▸ **Directions**
Write out all of the data exactly as it appears.

▸ **Exercise inputs**
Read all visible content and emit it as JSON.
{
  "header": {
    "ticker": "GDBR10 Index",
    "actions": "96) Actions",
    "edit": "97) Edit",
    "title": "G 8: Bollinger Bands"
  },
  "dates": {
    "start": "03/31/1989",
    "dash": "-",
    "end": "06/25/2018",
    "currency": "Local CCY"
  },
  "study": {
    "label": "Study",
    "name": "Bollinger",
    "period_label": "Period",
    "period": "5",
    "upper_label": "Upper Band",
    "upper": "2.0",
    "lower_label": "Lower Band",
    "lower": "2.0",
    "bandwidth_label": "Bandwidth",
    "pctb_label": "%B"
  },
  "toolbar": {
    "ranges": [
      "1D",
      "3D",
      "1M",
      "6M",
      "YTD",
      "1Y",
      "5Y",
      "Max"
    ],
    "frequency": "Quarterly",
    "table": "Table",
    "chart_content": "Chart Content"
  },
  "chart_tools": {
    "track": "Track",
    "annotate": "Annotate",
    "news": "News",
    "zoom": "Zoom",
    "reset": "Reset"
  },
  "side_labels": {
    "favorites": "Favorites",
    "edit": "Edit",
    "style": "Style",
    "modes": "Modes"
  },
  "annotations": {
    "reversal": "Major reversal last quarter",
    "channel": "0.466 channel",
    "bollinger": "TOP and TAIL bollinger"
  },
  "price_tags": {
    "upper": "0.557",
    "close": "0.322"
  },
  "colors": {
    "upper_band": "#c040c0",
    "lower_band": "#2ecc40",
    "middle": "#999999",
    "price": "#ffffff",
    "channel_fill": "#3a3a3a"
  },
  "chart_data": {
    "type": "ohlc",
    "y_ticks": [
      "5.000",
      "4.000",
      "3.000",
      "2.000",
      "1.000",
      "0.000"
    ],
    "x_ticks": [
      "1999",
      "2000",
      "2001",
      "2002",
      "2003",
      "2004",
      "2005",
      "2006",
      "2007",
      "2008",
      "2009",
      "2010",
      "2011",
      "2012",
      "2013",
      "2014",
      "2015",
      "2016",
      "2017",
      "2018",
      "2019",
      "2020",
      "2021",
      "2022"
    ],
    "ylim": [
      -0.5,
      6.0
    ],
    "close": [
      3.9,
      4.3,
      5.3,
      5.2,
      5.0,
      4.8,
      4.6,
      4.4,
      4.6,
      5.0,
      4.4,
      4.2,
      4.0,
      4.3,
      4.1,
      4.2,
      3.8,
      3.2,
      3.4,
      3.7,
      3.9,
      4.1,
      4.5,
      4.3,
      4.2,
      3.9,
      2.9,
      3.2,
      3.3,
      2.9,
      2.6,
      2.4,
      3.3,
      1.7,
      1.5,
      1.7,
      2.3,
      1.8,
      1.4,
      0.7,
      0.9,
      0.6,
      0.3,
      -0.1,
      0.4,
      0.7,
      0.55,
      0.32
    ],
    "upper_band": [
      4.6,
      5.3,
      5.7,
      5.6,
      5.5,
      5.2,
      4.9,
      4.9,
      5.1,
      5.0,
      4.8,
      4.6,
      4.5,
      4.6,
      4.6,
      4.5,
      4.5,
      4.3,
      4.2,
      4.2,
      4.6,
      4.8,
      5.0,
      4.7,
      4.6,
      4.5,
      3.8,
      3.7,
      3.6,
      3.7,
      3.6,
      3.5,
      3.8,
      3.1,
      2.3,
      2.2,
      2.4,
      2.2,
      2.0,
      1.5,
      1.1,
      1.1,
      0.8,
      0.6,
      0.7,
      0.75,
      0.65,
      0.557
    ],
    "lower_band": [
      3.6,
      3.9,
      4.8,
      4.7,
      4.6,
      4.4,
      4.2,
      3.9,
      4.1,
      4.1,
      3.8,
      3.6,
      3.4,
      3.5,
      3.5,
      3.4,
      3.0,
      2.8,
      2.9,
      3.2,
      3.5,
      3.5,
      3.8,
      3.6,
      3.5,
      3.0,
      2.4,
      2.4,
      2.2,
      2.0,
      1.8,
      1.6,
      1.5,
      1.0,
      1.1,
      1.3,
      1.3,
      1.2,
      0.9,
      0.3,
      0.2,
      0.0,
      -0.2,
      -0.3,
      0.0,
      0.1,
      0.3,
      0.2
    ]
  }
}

▸ **Task response**
Read all visible content and emit it as JSON.
{
  "header": {
    "ticker": "GDBR10 Index",
    "actions": "96) Actions",
    "edit": "97) Edit",
    "title": "G 8: Bollinger Bands"
  },
  "dates": {
    "start": "03/31/1989",
    "dash": "-",
    "end": "06/25/2018",
    "currency": "Local CCY"
  },
  "study": {
    "label": "Study",
    "name": "Bollinger",
    "period_label": "Period",
    "period": "5",
    "upper_label": "Upper Band",
    "upper": "2.0",
    "lower_label": "Lower Band",
    "lower": "2.0",
    "bandwidth_label": "Bandwidth",
    "pctb_label": "%B"
  },
  "toolbar": {
    "ranges": [
      "1D",
      "3D",
      "1M",
      "6M",
      "YTD",
      "1Y",
      "5Y",
      "Max"
    ],
    "frequency": "Quarterly",
    "table": "Table",
    "chart_content": "Chart Content"
  },
  "chart_tools": {
    "track": "Track",
    "annotate": "Annotate",
    "news": "News",
    "zoom": "Zoom",
    "reset": "Reset"
  },
  "side_labels": {
    "favorites": "Favorites",
    "edit": "Edit",
    "style": "Style",
    "modes": "Modes"
  },
  "annotations": {
    "reversal": "Major reversal last quarter",
    "channel": "0.466 channel",
    "bollinger": "TOP and TAIL bollinger"
  },
  "price_tags": {
    "upper": "0.557",
    "close": "0.322"
  },
  "colors": {
    "upper_band": "#c040c0",
    "lower_band": "#2ecc40",
    "middle": "#999999",
    "price": "#ffffff",
    "channel_fill": "#3a3a3a"
  },
  "chart_data": {
    "type": "ohlc",
    "y_ticks": [
      "5.000",
      "4.000",
      "3.000",
      "2.000",
      "1.000",
      "0.000"
    ],
    "x_ticks": [
      "1999",
      "2000",
      "2001",
      "2002",
      "2003",
      "2004",
      "2005",
      "2006",
      "2007",
      "2008",
      "2009",
      "2010",
      "2011",
      "2012",
      "2013",
      "2014",
      "2015",
      "2016",
      "2017",
      "2018",
      "2019",
      "2020",
      "2021",
      "2022"
    ],
    "ylim": [
      -0.5,
      6.0
    ],
    "close": [
      3.9,
      4.3,
      5.3,
      5.2,
      5.0,
      4.8,
      4.6,
      4.4,
      4.6,
      5.0,
      4.4,
      4.2,
      4.0,
      4.3,
      4.1,
      4.2,
      3.8,
      3.2,
      3.4,
      3.7,
      3.9,
      4.1,
      4.5,
      4.3,
      4.2,
      3.9,
      2.9,
      3.2,
      3.3,
      2.9,
      2.6,
      2.4,
      3.3,
      1.7,
      1.5,
      1.7,
      2.3,
      1.8,
      1.4,
      0.7,
      0.9,
      0.6,
      0.3,
      -0.1,
      0.4,
      0.7,
      0.55,
      0.32
    ],
    "upper_band": [
      4.6,
      5.3,
      5.7,
      5.6,
      5.5,
      5.2,
      4.9,
      4.9,
      5.1,
      5.0,
      4.8,
      4.6,
      4.5,
      4.6,
      4.6,
      4.5,
      4.5,
      4.3,
      4.2,
      4.2,
      4.6,
      4.8,
      5.0,
      4.7,
      4.6,
      4.5,
      3.8,
      3.7,
      3.6,
      3.7,
      3.6,
      3.5,
      3.8,
      3.1,
      2.3,
      2.2,
      2.4,
      2.2,
      2.0,
      1.5,
      1.1,
      1.1,
      0.8,
      0.6,
      0.7,
      0.75,
      0.65,
      0.557
    ],
    "lower_band": [
      3.6,
      3.9,
      4.8,
      4.7,
      4.6,
      4.4,
      4.2,
      3.9,
      4.1,
      4.1,
      3.8,
      3.6,
      3.4,
      3.5,
      3.5,
      3.4,
      3.0,
      2.8,
      2.9,
      3.2,
      3.5,
      3.5,
      3.8,
      3.6,
      3.5,
      3.0,
      2.4,
      2.4,
      2.2,
      2.0,
      1.8,
      1.6,
      1.5,
      1.0,
      1.1,
      1.3,
      1.3,
      1.2,
      0.9,
      0.3,
      0.2,
      0.0,
      -0.2,
      -0.3,
      0.0,
      0.1,
      0.3,
      0.2
    ]
  }
}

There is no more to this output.